◆ MATERIALS PROVIDED
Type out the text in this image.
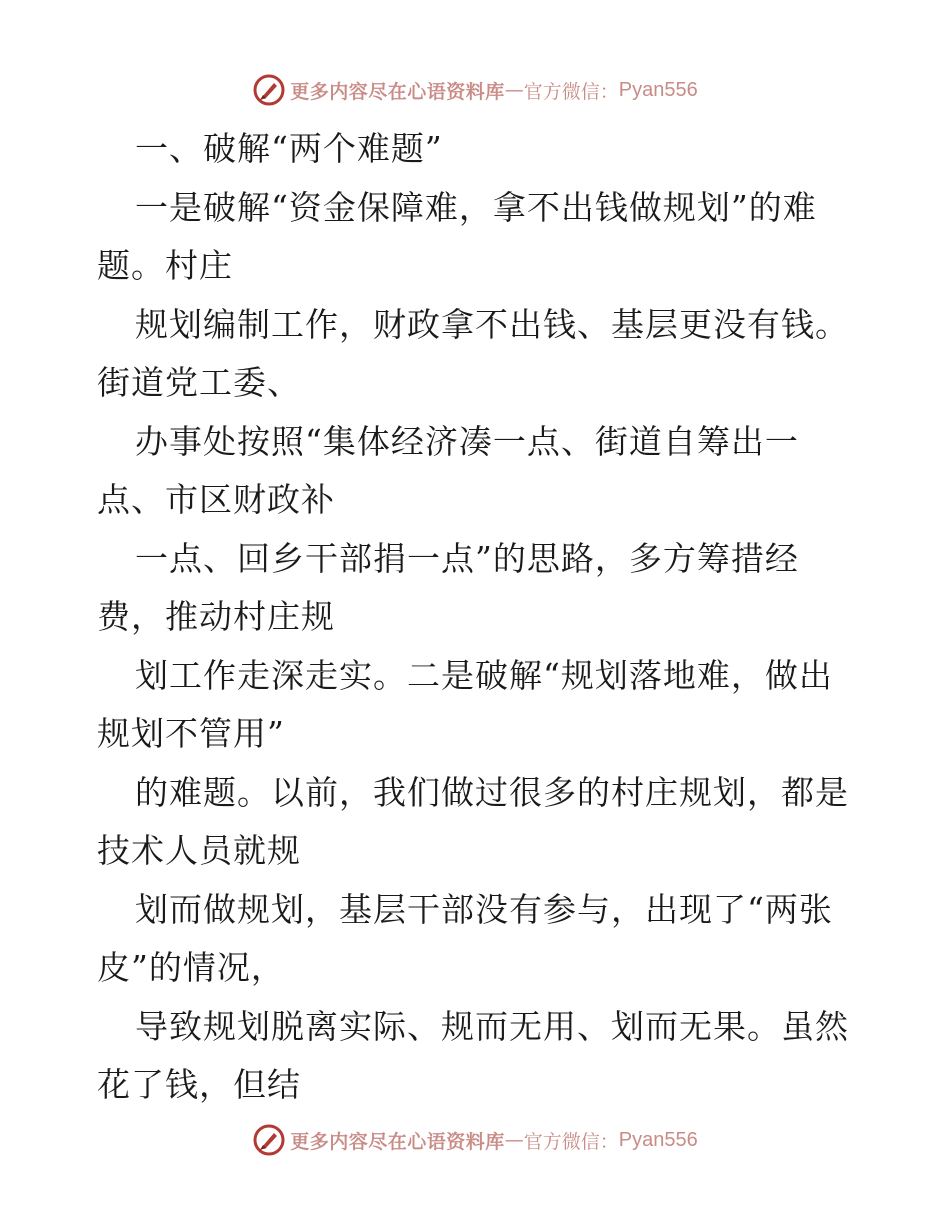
更多内容尽在心语资料库 — 官方微信： Pyan556
一、破解“两个难题”
一是破解“资金保障难，拿不出钱做规划”的难
题。村庄
规划编制工作，财政拿不出钱、基层更没有钱。
街道党工委、
办事处按照“集体经济凑一点、街道自筹出一
点、市区财政补
一点、回乡干部捐一点”的思路，多方筹措经
费，推动村庄规
划工作走深走实。二是破解“规划落地难，做出
规划不管用”
的难题。以前，我们做过很多的村庄规划，都是
技术人员就规
划而做规划，基层干部没有参与，出现了“两张
皮”的情况，
导致规划脱离实际、规而无用、划而无果。虽然
花了钱，但结
更多内容尽在心语资料库 — 官方微信： Pyan556
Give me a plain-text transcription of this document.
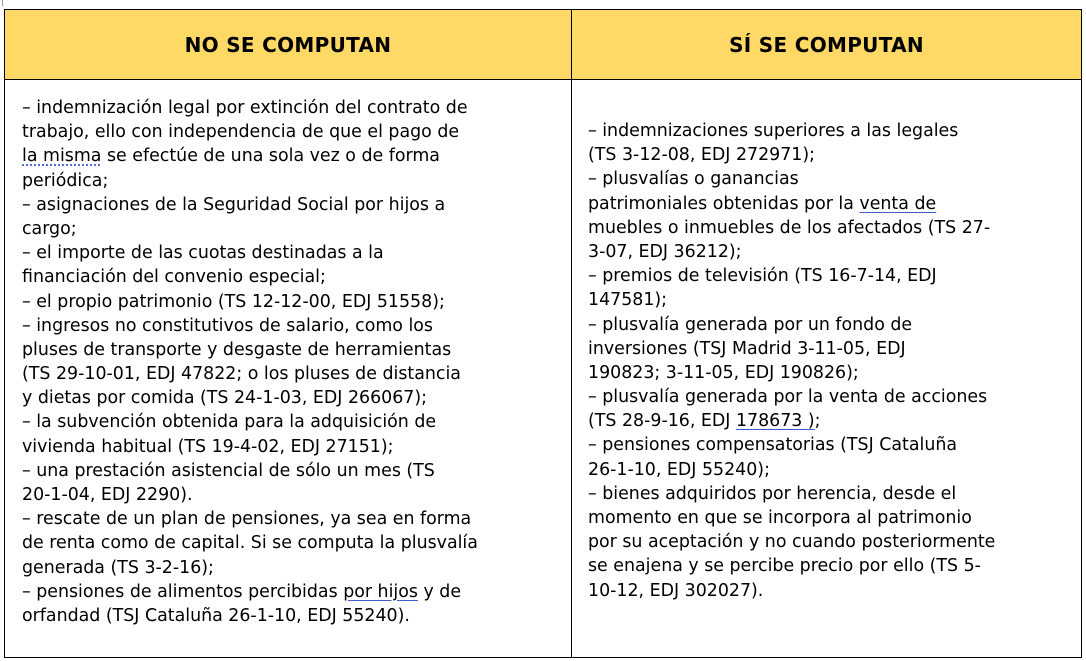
NO SE COMPUTAN	SÍ SE COMPUTAN
– indemnización legal por extinción del contrato de
trabajo, ello con independencia de que el pago de
la misma se efectúe de una sola vez o de forma
periódica;
– asignaciones de la Seguridad Social por hijos a
cargo;
– el importe de las cuotas destinadas a la
financiación del convenio especial;
– el propio patrimonio (TS 12-12-00, EDJ 51558);
– ingresos no constitutivos de salario, como los
pluses de transporte y desgaste de herramientas
(TS 29-10-01, EDJ 47822; o los pluses de distancia
y dietas por comida (TS 24-1-03, EDJ 266067);
– la subvención obtenida para la adquisición de
vivienda habitual (TS 19-4-02, EDJ 27151);
– una prestación asistencial de sólo un mes (TS
20-1-04, EDJ 2290).
– rescate de un plan de pensiones, ya sea en forma
de renta como de capital. Si se computa la plusvalía
generada (TS 3-2-16);
– pensiones de alimentos percibidas por hijos y de
orfandad (TSJ Cataluña 26-1-10, EDJ 55240).
– indemnizaciones superiores a las legales
(TS 3-12-08, EDJ 272971);
– plusvalías o ganancias
patrimoniales obtenidas por la venta de
muebles o inmuebles de los afectados (TS 27-
3-07, EDJ 36212);
– premios de televisión (TS 16-7-14, EDJ
147581);
– plusvalía generada por un fondo de
inversiones (TSJ Madrid 3-11-05, EDJ
190823; 3-11-05, EDJ 190826);
– plusvalía generada por la venta de acciones
(TS 28-9-16, EDJ 178673 );
– pensiones compensatorias (TSJ Cataluña
26-1-10, EDJ 55240);
– bienes adquiridos por herencia, desde el
momento en que se incorpora al patrimonio
por su aceptación y no cuando posteriormente
se enajena y se percibe precio por ello (TS 5-
10-12, EDJ 302027).
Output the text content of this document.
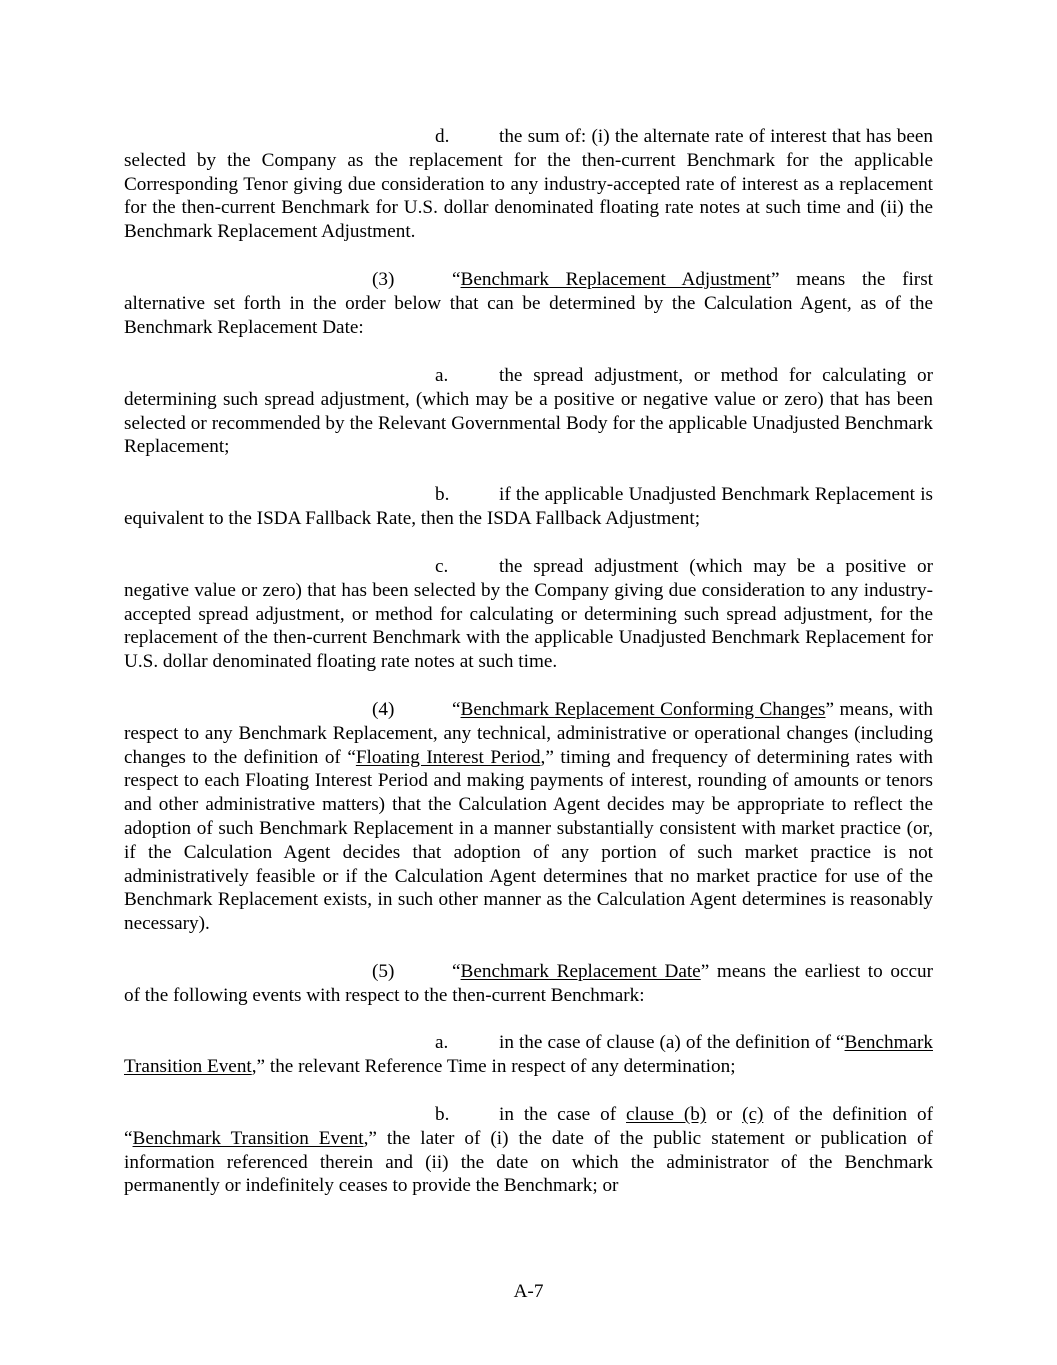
d.	the sum of: (i) the alternate rate of interest that has been selected by the Company as the replacement for the then-current Benchmark for the applicable Corresponding Tenor giving due consideration to any industry-accepted rate of interest as a replacement for the then-current Benchmark for U.S. dollar denominated floating rate notes at such time and (ii) the Benchmark Replacement Adjustment.

(3)	“Benchmark Replacement Adjustment” means the first alternative set forth in the order below that can be determined by the Calculation Agent, as of the Benchmark Replacement Date:

a.	the spread adjustment, or method for calculating or determining such spread adjustment, (which may be a positive or negative value or zero) that has been selected or recommended by the Relevant Governmental Body for the applicable Unadjusted Benchmark Replacement;

b.	if the applicable Unadjusted Benchmark Replacement is equivalent to the ISDA Fallback Rate, then the ISDA Fallback Adjustment;

c.	the spread adjustment (which may be a positive or negative value or zero) that has been selected by the Company giving due consideration to any industry-accepted spread adjustment, or method for calculating or determining such spread adjustment, for the replacement of the then-current Benchmark with the applicable Unadjusted Benchmark Replacement for U.S. dollar denominated floating rate notes at such time.

(4)	“Benchmark Replacement Conforming Changes” means, with respect to any Benchmark Replacement, any technical, administrative or operational changes (including changes to the definition of “Floating Interest Period,” timing and frequency of determining rates with respect to each Floating Interest Period and making payments of interest, rounding of amounts or tenors and other administrative matters) that the Calculation Agent decides may be appropriate to reflect the adoption of such Benchmark Replacement in a manner substantially consistent with market practice (or, if the Calculation Agent decides that adoption of any portion of such market practice is not administratively feasible or if the Calculation Agent determines that no market practice for use of the Benchmark Replacement exists, in such other manner as the Calculation Agent determines is reasonably necessary).

(5)	“Benchmark Replacement Date” means the earliest to occur of the following events with respect to the then-current Benchmark:

a.	in the case of clause (a) of the definition of “Benchmark Transition Event,” the relevant Reference Time in respect of any determination;

b.	in the case of clause (b) or (c) of the definition of “Benchmark Transition Event,” the later of (i) the date of the public statement or publication of information referenced therein and (ii) the date on which the administrator of the Benchmark permanently or indefinitely ceases to provide the Benchmark; or

A-7
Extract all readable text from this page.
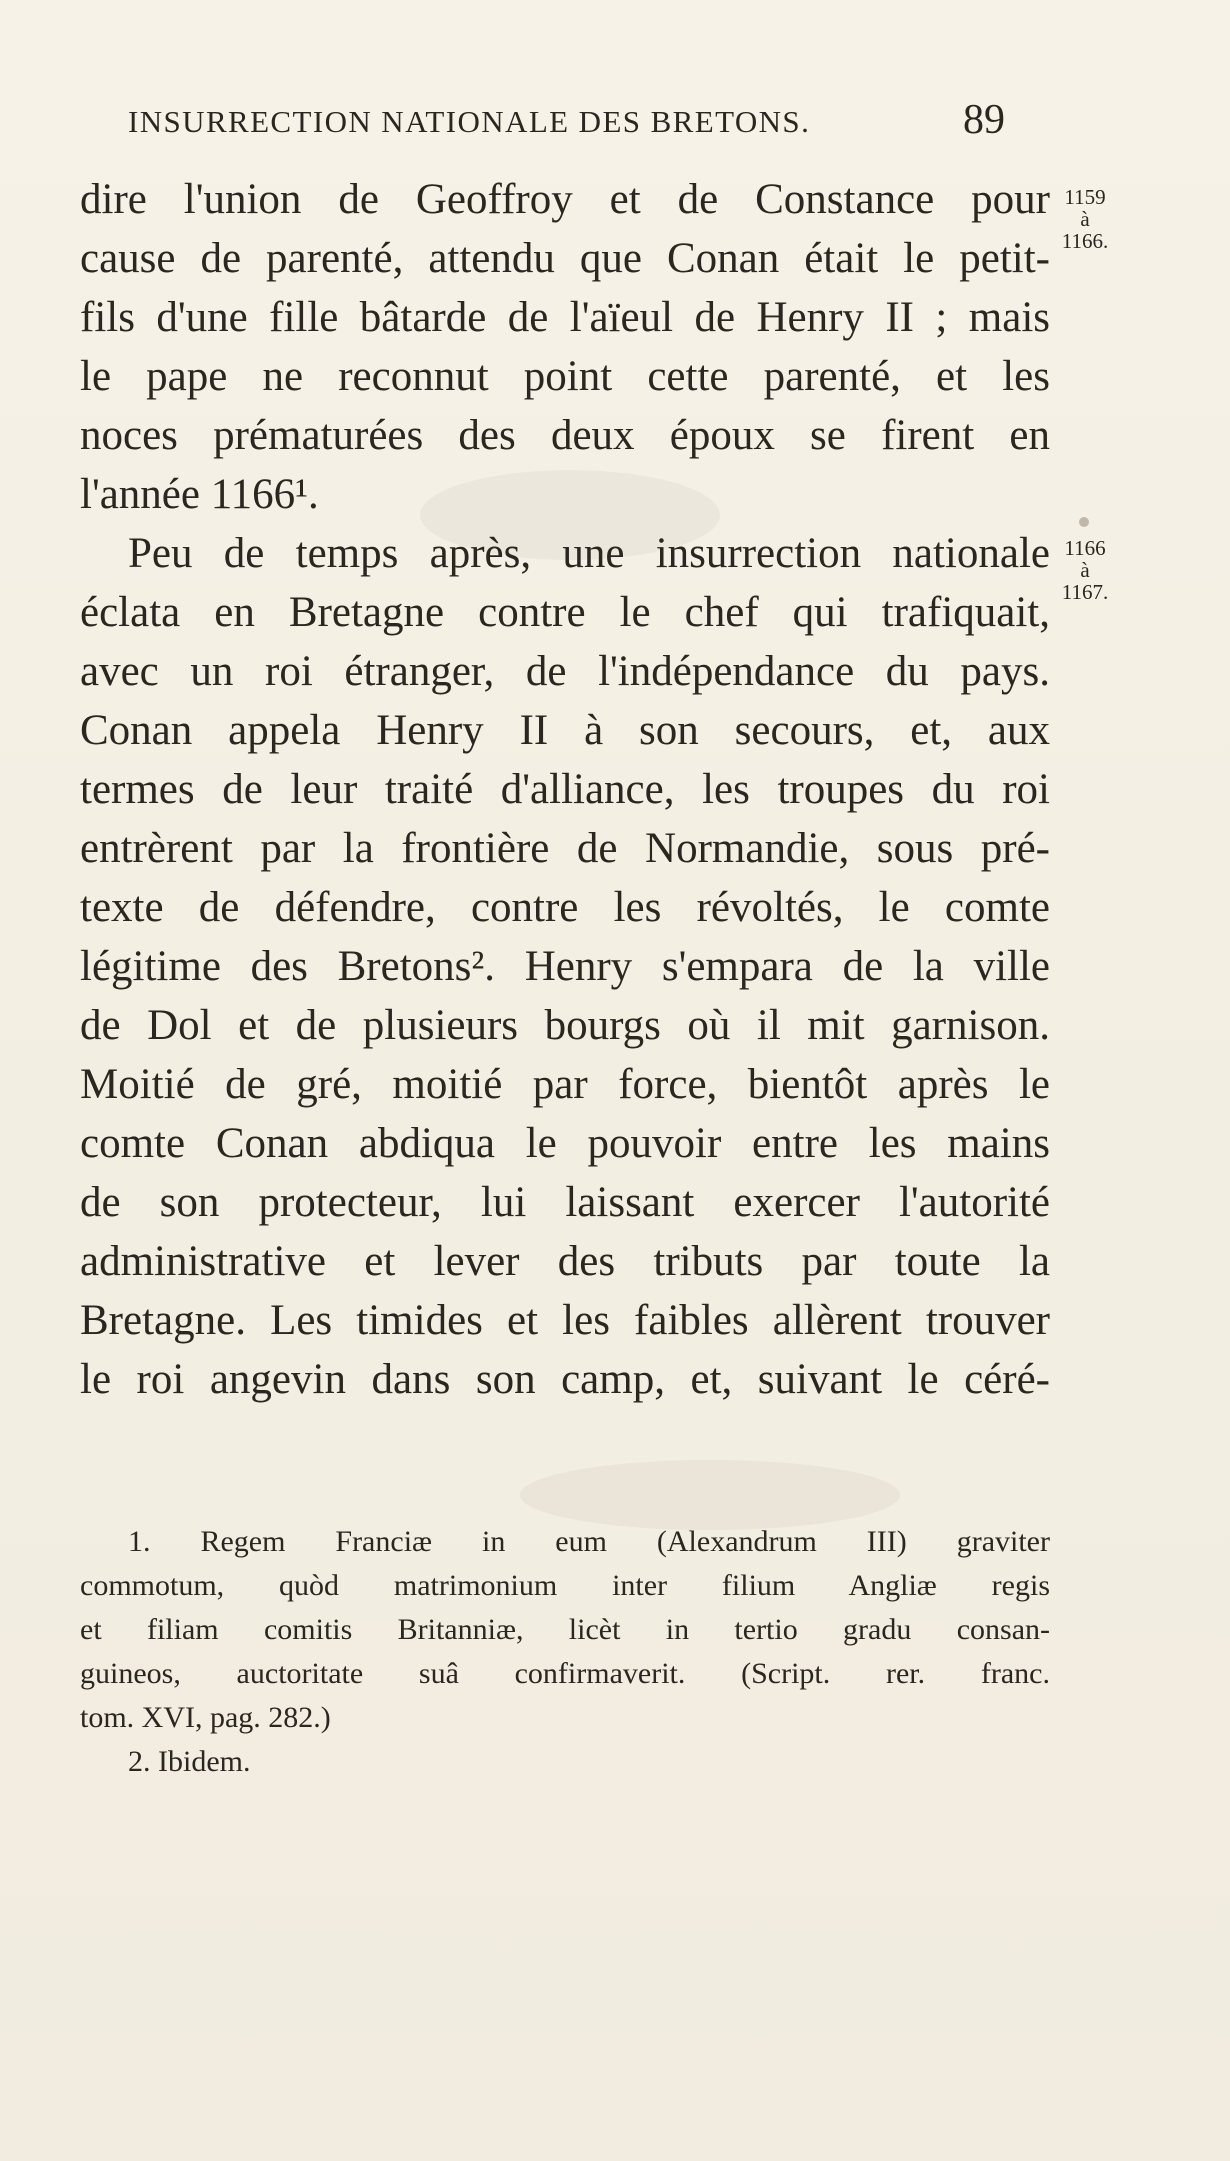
INSURRECTION NATIONALE DES BRETONS.	89
1159
à
1166.
1166
à
1167.
dire l'union de Geoffroy et de Constance pour
cause de parenté, attendu que Conan était le petit-
fils d'une fille bâtarde de l'aïeul de Henry II ; mais
le pape ne reconnut point cette parenté, et les
noces prématurées des deux époux se firent en
l'année 1166¹.
Peu de temps après, une insurrection nationale
éclata en Bretagne contre le chef qui trafiquait,
avec un roi étranger, de l'indépendance du pays.
Conan appela Henry II à son secours, et, aux
termes de leur traité d'alliance, les troupes du roi
entrèrent par la frontière de Normandie, sous pré-
texte de défendre, contre les révoltés, le comte
légitime des Bretons². Henry s'empara de la ville
de Dol et de plusieurs bourgs où il mit garnison.
Moitié de gré, moitié par force, bientôt après le
comte Conan abdiqua le pouvoir entre les mains
de son protecteur, lui laissant exercer l'autorité
administrative et lever des tributs par toute la
Bretagne. Les timides et les faibles allèrent trouver
le roi angevin dans son camp, et, suivant le céré-
1. Regem Franciæ in eum (Alexandrum III) graviter
commotum, quòd matrimonium inter filium Angliæ regis
et filiam comitis Britanniæ, licèt in tertio gradu consan-
guineos, auctoritate suâ confirmaverit. (Script. rer. franc.
tom. XVI, pag. 282.)
2. Ibidem.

◆ WHAT TO WORK ON
Retype each line of the listing above word for word. Exclude the pictures.

◆ FULL SOLUTION
Type out the text in this image.
更多内容尽在心语资料库 — 官方微信： Pyan556
一、破解“两个难题”
一是破解“资金保障难，拿不出钱做规划”的难
题。村庄
规划编制工作，财政拿不出钱、基层更没有钱。
街道党工委、
办事处按照“集体经济凑一点、街道自筹出一
点、市区财政补
一点、回乡干部捐一点”的思路，多方筹措经
费，推动村庄规
划工作走深走实。二是破解“规划落地难，做出
规划不管用”
的难题。以前，我们做过很多的村庄规划，都是
技术人员就规
划而做规划，基层干部没有参与，出现了“两张
皮”的情况，
导致规划脱离实际、规而无用、划而无果。虽然
花了钱，但结
更多内容尽在心语资料库 — 官方微信： Pyan556
Give me a plain-text transcription of this document.
NO SE COMPUTAN	SÍ SE COMPUTAN
– indemnización legal por extinción del contrato de
trabajo, ello con independencia de que el pago de
la misma se efectúe de una sola vez o de forma
periódica;
– asignaciones de la Seguridad Social por hijos a
cargo;
– el importe de las cuotas destinadas a la
financiación del convenio especial;
– el propio patrimonio (TS 12-12-00, EDJ 51558);
– ingresos no constitutivos de salario, como los
pluses de transporte y desgaste de herramientas
(TS 29-10-01, EDJ 47822; o los pluses de distancia
y dietas por comida (TS 24-1-03, EDJ 266067);
– la subvención obtenida para la adquisición de
vivienda habitual (TS 19-4-02, EDJ 27151);
– una prestación asistencial de sólo un mes (TS
20-1-04, EDJ 2290).
– rescate de un plan de pensiones, ya sea en forma
de renta como de capital. Si se computa la plusvalía
generada (TS 3-2-16);
– pensiones de alimentos percibidas por hijos y de
orfandad (TSJ Cataluña 26-1-10, EDJ 55240).
– indemnizaciones superiores a las legales
(TS 3-12-08, EDJ 272971);
– plusvalías o ganancias
patrimoniales obtenidas por la venta de
muebles o inmuebles de los afectados (TS 27-
3-07, EDJ 36212);
– premios de televisión (TS 16-7-14, EDJ
147581);
– plusvalía generada por un fondo de
inversiones (TSJ Madrid 3-11-05, EDJ
190823; 3-11-05, EDJ 190826);
– plusvalía generada por la venta de acciones
(TS 28-9-16, EDJ 178673 );
– pensiones compensatorias (TSJ Cataluña
26-1-10, EDJ 55240);
– bienes adquiridos por herencia, desde el
momento en que se incorpora al patrimonio
por su aceptación y no cuando posteriormente
se enajena y se percibe precio por ello (TS 5-
10-12, EDJ 302027).
Output the text content of this document.
d.	the sum of: (i) the alternate rate of interest that has been selected by the Company as the replacement for the then-current Benchmark for the applicable Corresponding Tenor giving due consideration to any industry-accepted rate of interest as a replacement for the then-current Benchmark for U.S. dollar denominated floating rate notes at such time and (ii) the Benchmark Replacement Adjustment.

(3)	“Benchmark Replacement Adjustment” means the first alternative set forth in the order below that can be determined by the Calculation Agent, as of the Benchmark Replacement Date:

a.	the spread adjustment, or method for calculating or determining such spread adjustment, (which may be a positive or negative value or zero) that has been selected or recommended by the Relevant Governmental Body for the applicable Unadjusted Benchmark Replacement;

b.	if the applicable Unadjusted Benchmark Replacement is equivalent to the ISDA Fallback Rate, then the ISDA Fallback Adjustment;

c.	the spread adjustment (which may be a positive or negative value or zero) that has been selected by the Company giving due consideration to any industry-accepted spread adjustment, or method for calculating or determining such spread adjustment, for the replacement of the then-current Benchmark with the applicable Unadjusted Benchmark Replacement for U.S. dollar denominated floating rate notes at such time.

(4)	“Benchmark Replacement Conforming Changes” means, with respect to any Benchmark Replacement, any technical, administrative or operational changes (including changes to the definition of “Floating Interest Period,” timing and frequency of determining rates with respect to each Floating Interest Period and making payments of interest, rounding of amounts or tenors and other administrative matters) that the Calculation Agent decides may be appropriate to reflect the adoption of such Benchmark Replacement in a manner substantially consistent with market practice (or, if the Calculation Agent decides that adoption of any portion of such market practice is not administratively feasible or if the Calculation Agent determines that no market practice for use of the Benchmark Replacement exists, in such other manner as the Calculation Agent determines is reasonably necessary).

(5)	“Benchmark Replacement Date” means the earliest to occur of the following events with respect to the then-current Benchmark:

a.	in the case of clause (a) of the definition of “Benchmark Transition Event,” the relevant Reference Time in respect of any determination;

b.	in the case of clause (b) or (c) of the definition of “Benchmark Transition Event,” the later of (i) the date of the public statement or publication of information referenced therein and (ii) the date on which the administrator of the Benchmark permanently or indefinitely ceases to provide the Benchmark; or

A-7
Extract all readable text from this page.
INSURRECTION NATIONALE DES BRETONS.	89
1159
à
1166.
1166
à
1167.
dire l'union de Geoffroy et de Constance pour
cause de parenté, attendu que Conan était le petit-
fils d'une fille bâtarde de l'aïeul de Henry II ; mais
le pape ne reconnut point cette parenté, et les
noces prématurées des deux époux se firent en
l'année 1166¹.
Peu de temps après, une insurrection nationale
éclata en Bretagne contre le chef qui trafiquait,
avec un roi étranger, de l'indépendance du pays.
Conan appela Henry II à son secours, et, aux
termes de leur traité d'alliance, les troupes du roi
entrèrent par la frontière de Normandie, sous pré-
texte de défendre, contre les révoltés, le comte
légitime des Bretons². Henry s'empara de la ville
de Dol et de plusieurs bourgs où il mit garnison.
Moitié de gré, moitié par force, bientôt après le
comte Conan abdiqua le pouvoir entre les mains
de son protecteur, lui laissant exercer l'autorité
administrative et lever des tributs par toute la
Bretagne. Les timides et les faibles allèrent trouver
le roi angevin dans son camp, et, suivant le céré-
1. Regem Franciæ in eum (Alexandrum III) graviter
commotum, quòd matrimonium inter filium Angliæ regis
et filiam comitis Britanniæ, licèt in tertio gradu consan-
guineos, auctoritate suâ confirmaverit. (Script. rer. franc.
tom. XVI, pag. 282.)
2. Ibidem.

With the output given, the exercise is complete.